Exercise inputs:

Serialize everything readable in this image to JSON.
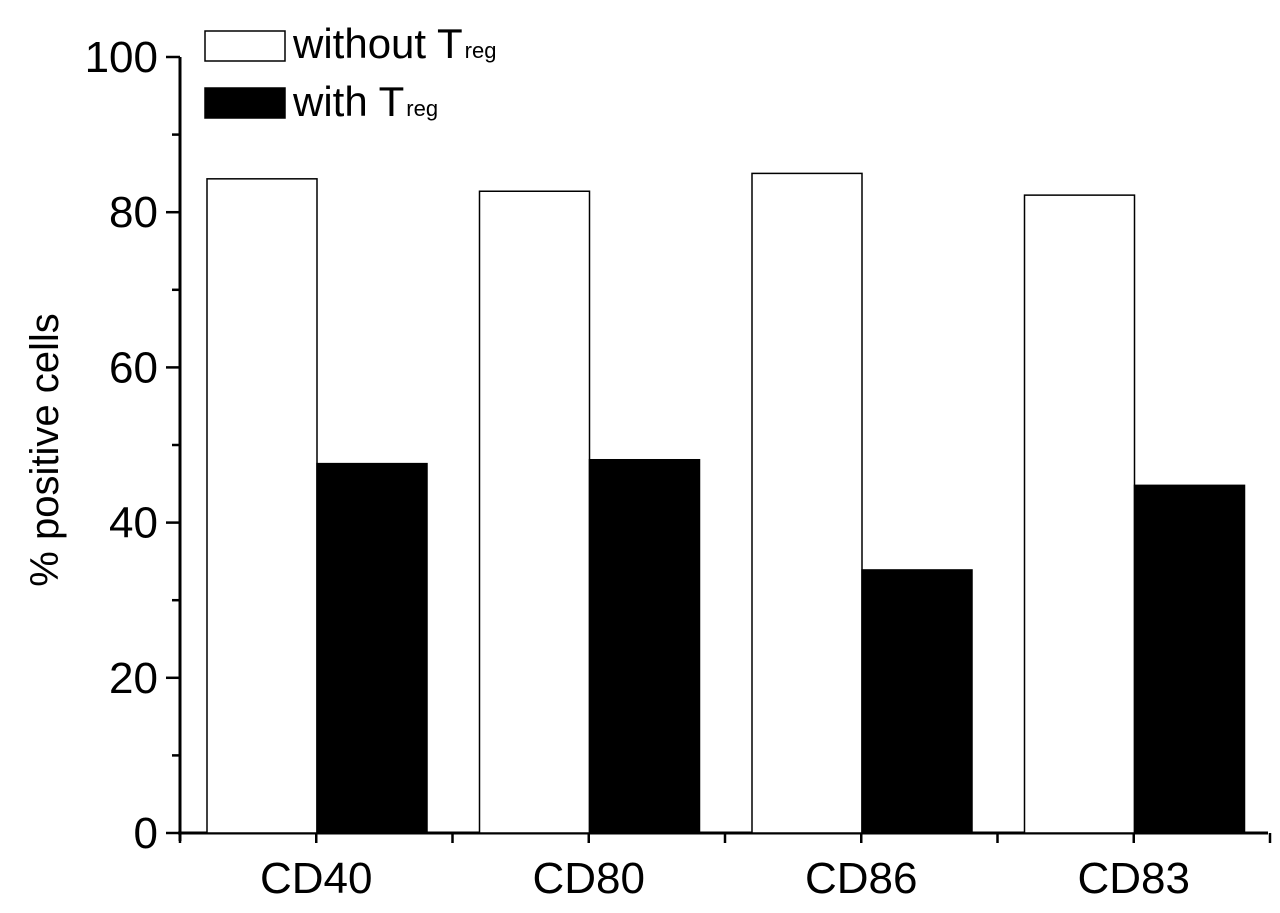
{
  "chart_data": {
    "type": "bar",
    "categories": [
      "CD40",
      "CD80",
      "CD86",
      "CD83"
    ],
    "series": [
      {
        "name": "without Treg",
        "name_main": "without T",
        "name_sub": "reg",
        "values": [
          84.3,
          82.7,
          85.0,
          82.2
        ],
        "color": "#ffffff"
      },
      {
        "name": "with Treg",
        "name_main": "with T",
        "name_sub": "reg",
        "values": [
          47.6,
          48.1,
          33.9,
          44.8
        ],
        "color": "#000000"
      }
    ],
    "title": "",
    "xlabel": "",
    "ylabel": "% positive cells",
    "ylim": [
      0,
      100
    ],
    "yticks": [
      "0",
      "20",
      "40",
      "60",
      "80",
      "100"
    ],
    "grid": false,
    "legend_position": "top-left"
  }
}
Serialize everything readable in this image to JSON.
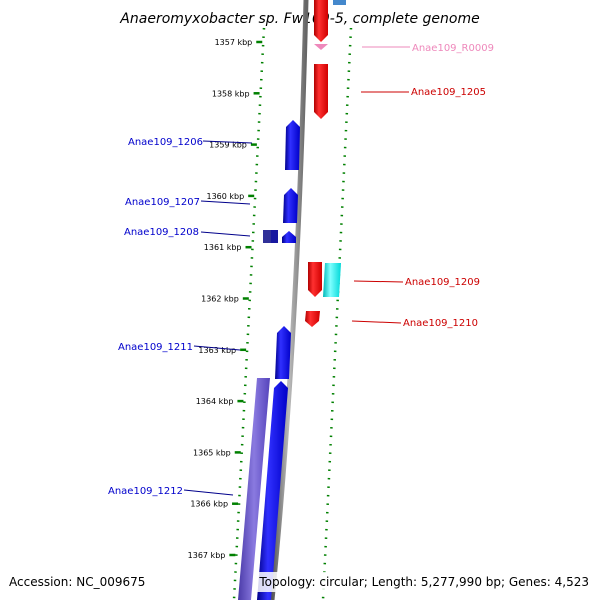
{
  "title": "Anaeromyxobacter sp. Fw109-5, complete genome",
  "footer": {
    "accession": "Accession: NC_009675",
    "topology": "Topology: circular; Length: 5,277,990 bp; Genes: 4,523"
  },
  "colors": {
    "forward_gene": "#0000ff",
    "reverse_gene": "#ff0000",
    "rna_label": "#ee88bb",
    "cyan_feature": "#00ffff",
    "ruler_tick": "#008000",
    "backbone": "#888888",
    "segment": "#6655cc"
  },
  "ruler": [
    {
      "label": "1357 kbp"
    },
    {
      "label": "1358 kbp"
    },
    {
      "label": "1359 kbp"
    },
    {
      "label": "1360 kbp"
    },
    {
      "label": "1361 kbp"
    },
    {
      "label": "1362 kbp"
    },
    {
      "label": "1363 kbp"
    },
    {
      "label": "1364 kbp"
    },
    {
      "label": "1365 kbp"
    },
    {
      "label": "1366 kbp"
    },
    {
      "label": "1367 kbp"
    }
  ],
  "genes_left": [
    {
      "name": "Anae109_1206"
    },
    {
      "name": "Anae109_1207"
    },
    {
      "name": "Anae109_1208"
    },
    {
      "name": "Anae109_1211"
    },
    {
      "name": "Anae109_1212"
    }
  ],
  "genes_right": [
    {
      "name": "Anae109_R0009"
    },
    {
      "name": "Anae109_1205"
    },
    {
      "name": "Anae109_1209"
    },
    {
      "name": "Anae109_1210"
    }
  ]
}
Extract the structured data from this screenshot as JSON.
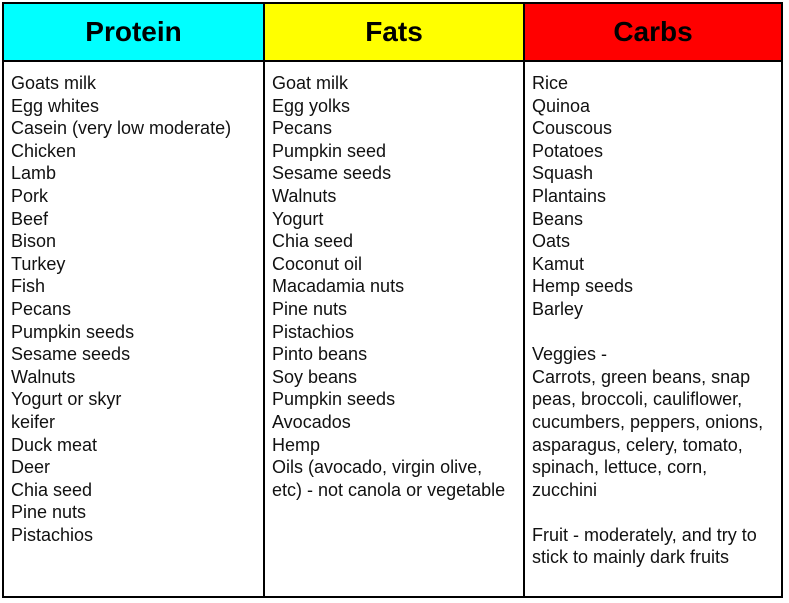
{
  "headers": {
    "protein": "Protein",
    "fats": "Fats",
    "carbs": "Carbs"
  },
  "colors": {
    "protein_header": "#00ffff",
    "fats_header": "#ffff00",
    "carbs_header": "#ff0000"
  },
  "protein": [
    "Goats milk",
    "Egg whites",
    "Casein (very low moderate)",
    "Chicken",
    "Lamb",
    "Pork",
    "Beef",
    "Bison",
    "Turkey",
    "Fish",
    "Pecans",
    "Pumpkin seeds",
    "Sesame seeds",
    "Walnuts",
    "Yogurt or skyr",
    "keifer",
    "Duck meat",
    "Deer",
    "Chia seed",
    "Pine nuts",
    "Pistachios"
  ],
  "fats": [
    "Goat milk",
    "Egg yolks",
    "Pecans",
    "Pumpkin seed",
    "Sesame seeds",
    "Walnuts",
    "Yogurt",
    "Chia seed",
    "Coconut oil",
    "Macadamia nuts",
    "Pine nuts",
    "Pistachios",
    "Pinto beans",
    "Soy beans",
    "Pumpkin seeds",
    "Avocados",
    "Hemp",
    "Oils (avocado, virgin olive,",
    "etc) - not canola or vegetable"
  ],
  "carbs": {
    "items": [
      "Rice",
      "Quinoa",
      "Couscous",
      "Potatoes",
      "Squash",
      "Plantains",
      "Beans",
      "Oats",
      "Kamut",
      "Hemp seeds",
      "Barley"
    ],
    "veggies_title": "Veggies -",
    "veggies_text": "Carrots, green beans, snap peas, broccoli, cauliflower, cucumbers, peppers, onions, asparagus, celery, tomato, spinach, lettuce, corn, zucchini",
    "fruit_text": "Fruit - moderately, and try to stick to mainly dark fruits"
  }
}
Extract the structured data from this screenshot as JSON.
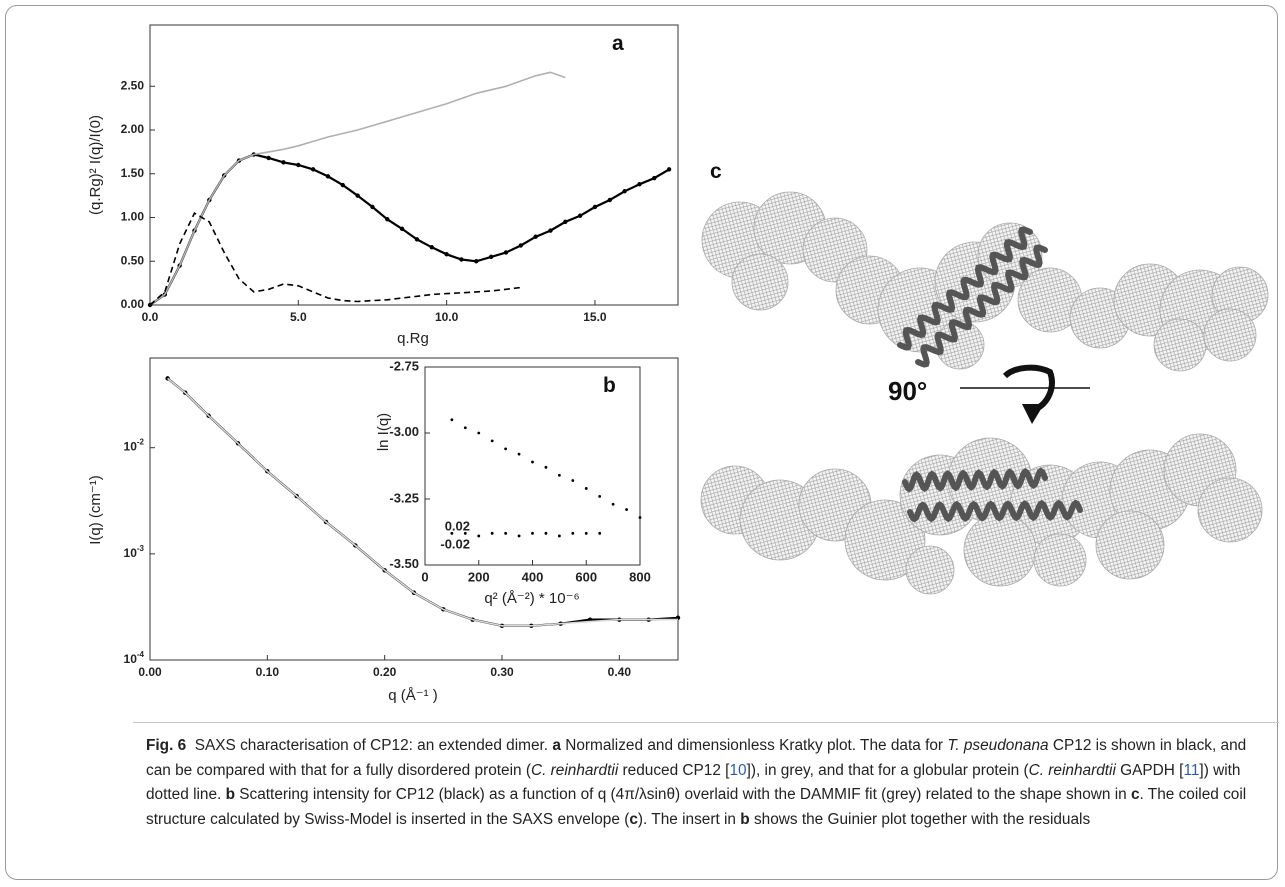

What needs to be done: Repeat the data exactly as written, but without the pictures.

Expected answer:
Serialize everything readable in this image to JSON.
{
  "chart_data": {
    "type": "bar",
    "categories": [
      "CD40",
      "CD80",
      "CD86",
      "CD83"
    ],
    "series": [
      {
        "name": "without Treg",
        "name_main": "without T",
        "name_sub": "reg",
        "values": [
          84.3,
          82.7,
          85.0,
          82.2
        ],
        "color": "#ffffff"
      },
      {
        "name": "with Treg",
        "name_main": "with T",
        "name_sub": "reg",
        "values": [
          47.6,
          48.1,
          33.9,
          44.8
        ],
        "color": "#000000"
      }
    ],
    "title": "",
    "xlabel": "",
    "ylabel": "% positive cells",
    "ylim": [
      0,
      100
    ],
    "yticks": [
      "0",
      "20",
      "40",
      "60",
      "80",
      "100"
    ],
    "grid": false,
    "legend_position": "top-left"
  }
}
Serialize everything readable in this image to JSON.
{
  "title": "Anaeromyxobacter sp. Fw109-5, complete genome",
  "footer": {
    "accession": "Accession: NC_009675",
    "topology": "Topology: circular; Length: 5,277,990 bp; Genes: 4,523"
  },
  "colors": {
    "forward_gene": "#0000ff",
    "reverse_gene": "#ff0000",
    "rna_label": "#ee88bb",
    "cyan_feature": "#00ffff",
    "ruler_tick": "#008000",
    "backbone": "#888888",
    "segment": "#6655cc"
  },
  "ruler": [
    {
      "label": "1357 kbp"
    },
    {
      "label": "1358 kbp"
    },
    {
      "label": "1359 kbp"
    },
    {
      "label": "1360 kbp"
    },
    {
      "label": "1361 kbp"
    },
    {
      "label": "1362 kbp"
    },
    {
      "label": "1363 kbp"
    },
    {
      "label": "1364 kbp"
    },
    {
      "label": "1365 kbp"
    },
    {
      "label": "1366 kbp"
    },
    {
      "label": "1367 kbp"
    }
  ],
  "genes_left": [
    {
      "name": "Anae109_1206"
    },
    {
      "name": "Anae109_1207"
    },
    {
      "name": "Anae109_1208"
    },
    {
      "name": "Anae109_1211"
    },
    {
      "name": "Anae109_1212"
    }
  ],
  "genes_right": [
    {
      "name": "Anae109_R0009"
    },
    {
      "name": "Anae109_1205"
    },
    {
      "name": "Anae109_1209"
    },
    {
      "name": "Anae109_1210"
    }
  ]
}
Extract the structured data from this screenshot as JSON.
{
  "headers": {
    "protein": "Protein",
    "fats": "Fats",
    "carbs": "Carbs"
  },
  "colors": {
    "protein_header": "#00ffff",
    "fats_header": "#ffff00",
    "carbs_header": "#ff0000"
  },
  "protein": [
    "Goats milk",
    "Egg whites",
    "Casein (very low moderate)",
    "Chicken",
    "Lamb",
    "Pork",
    "Beef",
    "Bison",
    "Turkey",
    "Fish",
    "Pecans",
    "Pumpkin seeds",
    "Sesame seeds",
    "Walnuts",
    "Yogurt or skyr",
    "keifer",
    "Duck meat",
    "Deer",
    "Chia seed",
    "Pine nuts",
    "Pistachios"
  ],
  "fats": [
    "Goat milk",
    "Egg yolks",
    "Pecans",
    "Pumpkin seed",
    "Sesame seeds",
    "Walnuts",
    "Yogurt",
    "Chia seed",
    "Coconut oil",
    "Macadamia nuts",
    "Pine nuts",
    "Pistachios",
    "Pinto beans",
    "Soy beans",
    "Pumpkin seeds",
    "Avocados",
    "Hemp",
    "Oils (avocado, virgin olive,",
    "etc) - not canola or vegetable"
  ],
  "carbs": {
    "items": [
      "Rice",
      "Quinoa",
      "Couscous",
      "Potatoes",
      "Squash",
      "Plantains",
      "Beans",
      "Oats",
      "Kamut",
      "Hemp seeds",
      "Barley"
    ],
    "veggies_title": "Veggies -",
    "veggies_text": "Carrots, green beans, snap peas, broccoli, cauliflower, cucumbers, peppers, onions, asparagus, celery, tomato, spinach, lettuce, corn, zucchini",
    "fruit_text": "Fruit - moderately, and try to stick to mainly dark fruits"
  }
}
Extract the structured data from this screenshot as JSON.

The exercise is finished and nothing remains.